== Extracted information ==

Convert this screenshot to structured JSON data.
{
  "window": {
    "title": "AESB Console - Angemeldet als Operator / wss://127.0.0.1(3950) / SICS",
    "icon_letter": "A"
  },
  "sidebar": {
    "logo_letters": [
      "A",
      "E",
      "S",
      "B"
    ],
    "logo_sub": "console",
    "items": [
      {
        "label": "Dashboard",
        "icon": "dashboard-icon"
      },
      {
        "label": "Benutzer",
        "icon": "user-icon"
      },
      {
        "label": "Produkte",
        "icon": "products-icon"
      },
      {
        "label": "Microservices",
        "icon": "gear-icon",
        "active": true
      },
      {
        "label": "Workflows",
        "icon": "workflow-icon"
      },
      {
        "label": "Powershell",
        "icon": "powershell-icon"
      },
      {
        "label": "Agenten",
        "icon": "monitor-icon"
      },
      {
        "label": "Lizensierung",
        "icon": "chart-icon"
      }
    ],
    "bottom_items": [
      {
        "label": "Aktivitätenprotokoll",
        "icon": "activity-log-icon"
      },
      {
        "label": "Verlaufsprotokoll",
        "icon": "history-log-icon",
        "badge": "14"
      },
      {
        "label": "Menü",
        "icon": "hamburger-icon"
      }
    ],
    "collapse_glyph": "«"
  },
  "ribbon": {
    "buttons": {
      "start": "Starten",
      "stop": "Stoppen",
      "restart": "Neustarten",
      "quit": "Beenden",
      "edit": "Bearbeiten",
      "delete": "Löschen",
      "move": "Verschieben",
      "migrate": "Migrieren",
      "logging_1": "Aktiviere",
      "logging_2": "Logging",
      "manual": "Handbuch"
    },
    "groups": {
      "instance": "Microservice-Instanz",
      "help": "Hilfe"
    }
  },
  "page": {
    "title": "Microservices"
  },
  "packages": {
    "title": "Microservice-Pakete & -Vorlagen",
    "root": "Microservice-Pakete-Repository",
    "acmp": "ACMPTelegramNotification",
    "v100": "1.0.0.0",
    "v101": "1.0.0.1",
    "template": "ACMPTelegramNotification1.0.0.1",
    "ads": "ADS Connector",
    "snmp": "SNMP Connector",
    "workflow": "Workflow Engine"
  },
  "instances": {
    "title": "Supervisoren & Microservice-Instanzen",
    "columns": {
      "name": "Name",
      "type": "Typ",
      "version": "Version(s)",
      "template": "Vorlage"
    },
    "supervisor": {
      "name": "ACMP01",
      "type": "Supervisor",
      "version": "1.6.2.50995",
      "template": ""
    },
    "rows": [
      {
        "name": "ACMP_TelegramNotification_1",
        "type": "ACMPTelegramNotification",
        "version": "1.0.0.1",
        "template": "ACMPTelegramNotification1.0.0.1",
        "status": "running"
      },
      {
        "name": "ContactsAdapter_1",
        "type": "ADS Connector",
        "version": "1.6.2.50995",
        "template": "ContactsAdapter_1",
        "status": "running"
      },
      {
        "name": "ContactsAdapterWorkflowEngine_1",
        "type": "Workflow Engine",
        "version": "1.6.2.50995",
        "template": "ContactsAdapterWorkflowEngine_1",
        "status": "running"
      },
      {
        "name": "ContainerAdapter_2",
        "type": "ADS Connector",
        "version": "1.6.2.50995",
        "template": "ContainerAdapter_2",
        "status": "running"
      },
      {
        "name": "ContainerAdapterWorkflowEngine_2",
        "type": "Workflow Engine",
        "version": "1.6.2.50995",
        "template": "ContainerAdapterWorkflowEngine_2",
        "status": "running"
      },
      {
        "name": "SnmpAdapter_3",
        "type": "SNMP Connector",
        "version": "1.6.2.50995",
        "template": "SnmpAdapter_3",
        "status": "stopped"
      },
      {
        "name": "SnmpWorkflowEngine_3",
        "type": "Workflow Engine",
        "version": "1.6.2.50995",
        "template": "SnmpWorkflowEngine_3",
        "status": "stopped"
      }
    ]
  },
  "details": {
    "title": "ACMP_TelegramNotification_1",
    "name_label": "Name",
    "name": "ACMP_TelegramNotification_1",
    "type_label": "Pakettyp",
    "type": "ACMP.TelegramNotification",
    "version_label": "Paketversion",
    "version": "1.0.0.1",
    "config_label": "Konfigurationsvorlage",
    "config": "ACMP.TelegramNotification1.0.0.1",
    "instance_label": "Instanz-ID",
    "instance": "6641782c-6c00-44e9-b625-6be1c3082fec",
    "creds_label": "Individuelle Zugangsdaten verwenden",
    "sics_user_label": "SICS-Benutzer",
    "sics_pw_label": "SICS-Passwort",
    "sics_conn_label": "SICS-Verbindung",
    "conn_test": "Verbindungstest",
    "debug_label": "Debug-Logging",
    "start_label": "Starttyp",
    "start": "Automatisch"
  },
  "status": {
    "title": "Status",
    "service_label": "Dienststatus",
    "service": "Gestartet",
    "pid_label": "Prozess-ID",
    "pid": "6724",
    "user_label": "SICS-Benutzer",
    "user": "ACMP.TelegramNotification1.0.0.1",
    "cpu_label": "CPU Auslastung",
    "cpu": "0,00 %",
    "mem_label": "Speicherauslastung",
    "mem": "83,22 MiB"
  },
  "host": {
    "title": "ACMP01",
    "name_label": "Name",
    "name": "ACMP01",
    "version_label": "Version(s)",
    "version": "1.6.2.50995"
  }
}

== To be done ==
Type out the full listing again, exactly as given.

== Answer for this exercise ==
Convert this screenshot to structured JSON data.
{
  "window": {
    "title": "AESB Console - Angemeldet als Operator / wss://127.0.0.1(3950) / SICS",
    "icon_letter": "A"
  },
  "sidebar": {
    "logo_letters": [
      "A",
      "E",
      "S",
      "B"
    ],
    "logo_sub": "console",
    "items": [
      {
        "label": "Dashboard",
        "icon": "dashboard-icon"
      },
      {
        "label": "Benutzer",
        "icon": "user-icon"
      },
      {
        "label": "Produkte",
        "icon": "products-icon"
      },
      {
        "label": "Microservices",
        "icon": "gear-icon",
        "active": true
      },
      {
        "label": "Workflows",
        "icon": "workflow-icon"
      },
      {
        "label": "Powershell",
        "icon": "powershell-icon"
      },
      {
        "label": "Agenten",
        "icon": "monitor-icon"
      },
      {
        "label": "Lizensierung",
        "icon": "chart-icon"
      }
    ],
    "bottom_items": [
      {
        "label": "Aktivitätenprotokoll",
        "icon": "activity-log-icon"
      },
      {
        "label": "Verlaufsprotokoll",
        "icon": "history-log-icon",
        "badge": "14"
      },
      {
        "label": "Menü",
        "icon": "hamburger-icon"
      }
    ],
    "collapse_glyph": "«"
  },
  "ribbon": {
    "buttons": {
      "start": "Starten",
      "stop": "Stoppen",
      "restart": "Neustarten",
      "quit": "Beenden",
      "edit": "Bearbeiten",
      "delete": "Löschen",
      "move": "Verschieben",
      "migrate": "Migrieren",
      "logging_1": "Aktiviere",
      "logging_2": "Logging",
      "manual": "Handbuch"
    },
    "groups": {
      "instance": "Microservice-Instanz",
      "help": "Hilfe"
    }
  },
  "page": {
    "title": "Microservices"
  },
  "packages": {
    "title": "Microservice-Pakete & -Vorlagen",
    "root": "Microservice-Pakete-Repository",
    "acmp": "ACMPTelegramNotification",
    "v100": "1.0.0.0",
    "v101": "1.0.0.1",
    "template": "ACMPTelegramNotification1.0.0.1",
    "ads": "ADS Connector",
    "snmp": "SNMP Connector",
    "workflow": "Workflow Engine"
  },
  "instances": {
    "title": "Supervisoren & Microservice-Instanzen",
    "columns": {
      "name": "Name",
      "type": "Typ",
      "version": "Version(s)",
      "template": "Vorlage"
    },
    "supervisor": {
      "name": "ACMP01",
      "type": "Supervisor",
      "version": "1.6.2.50995",
      "template": ""
    },
    "rows": [
      {
        "name": "ACMP_TelegramNotification_1",
        "type": "ACMPTelegramNotification",
        "version": "1.0.0.1",
        "template": "ACMPTelegramNotification1.0.0.1",
        "status": "running"
      },
      {
        "name": "ContactsAdapter_1",
        "type": "ADS Connector",
        "version": "1.6.2.50995",
        "template": "ContactsAdapter_1",
        "status": "running"
      },
      {
        "name": "ContactsAdapterWorkflowEngine_1",
        "type": "Workflow Engine",
        "version": "1.6.2.50995",
        "template": "ContactsAdapterWorkflowEngine_1",
        "status": "running"
      },
      {
        "name": "ContainerAdapter_2",
        "type": "ADS Connector",
        "version": "1.6.2.50995",
        "template": "ContainerAdapter_2",
        "status": "running"
      },
      {
        "name": "ContainerAdapterWorkflowEngine_2",
        "type": "Workflow Engine",
        "version": "1.6.2.50995",
        "template": "ContainerAdapterWorkflowEngine_2",
        "status": "running"
      },
      {
        "name": "SnmpAdapter_3",
        "type": "SNMP Connector",
        "version": "1.6.2.50995",
        "template": "SnmpAdapter_3",
        "status": "stopped"
      },
      {
        "name": "SnmpWorkflowEngine_3",
        "type": "Workflow Engine",
        "version": "1.6.2.50995",
        "template": "SnmpWorkflowEngine_3",
        "status": "stopped"
      }
    ]
  },
  "details": {
    "title": "ACMP_TelegramNotification_1",
    "name_label": "Name",
    "name": "ACMP_TelegramNotification_1",
    "type_label": "Pakettyp",
    "type": "ACMP.TelegramNotification",
    "version_label": "Paketversion",
    "version": "1.0.0.1",
    "config_label": "Konfigurationsvorlage",
    "config": "ACMP.TelegramNotification1.0.0.1",
    "instance_label": "Instanz-ID",
    "instance": "6641782c-6c00-44e9-b625-6be1c3082fec",
    "creds_label": "Individuelle Zugangsdaten verwenden",
    "sics_user_label": "SICS-Benutzer",
    "sics_pw_label": "SICS-Passwort",
    "sics_conn_label": "SICS-Verbindung",
    "conn_test": "Verbindungstest",
    "debug_label": "Debug-Logging",
    "start_label": "Starttyp",
    "start": "Automatisch"
  },
  "status": {
    "title": "Status",
    "service_label": "Dienststatus",
    "service": "Gestartet",
    "pid_label": "Prozess-ID",
    "pid": "6724",
    "user_label": "SICS-Benutzer",
    "user": "ACMP.TelegramNotification1.0.0.1",
    "cpu_label": "CPU Auslastung",
    "cpu": "0,00 %",
    "mem_label": "Speicherauslastung",
    "mem": "83,22 MiB"
  },
  "host": {
    "title": "ACMP01",
    "name_label": "Name",
    "name": "ACMP01",
    "version_label": "Version(s)",
    "version": "1.6.2.50995"
  }
}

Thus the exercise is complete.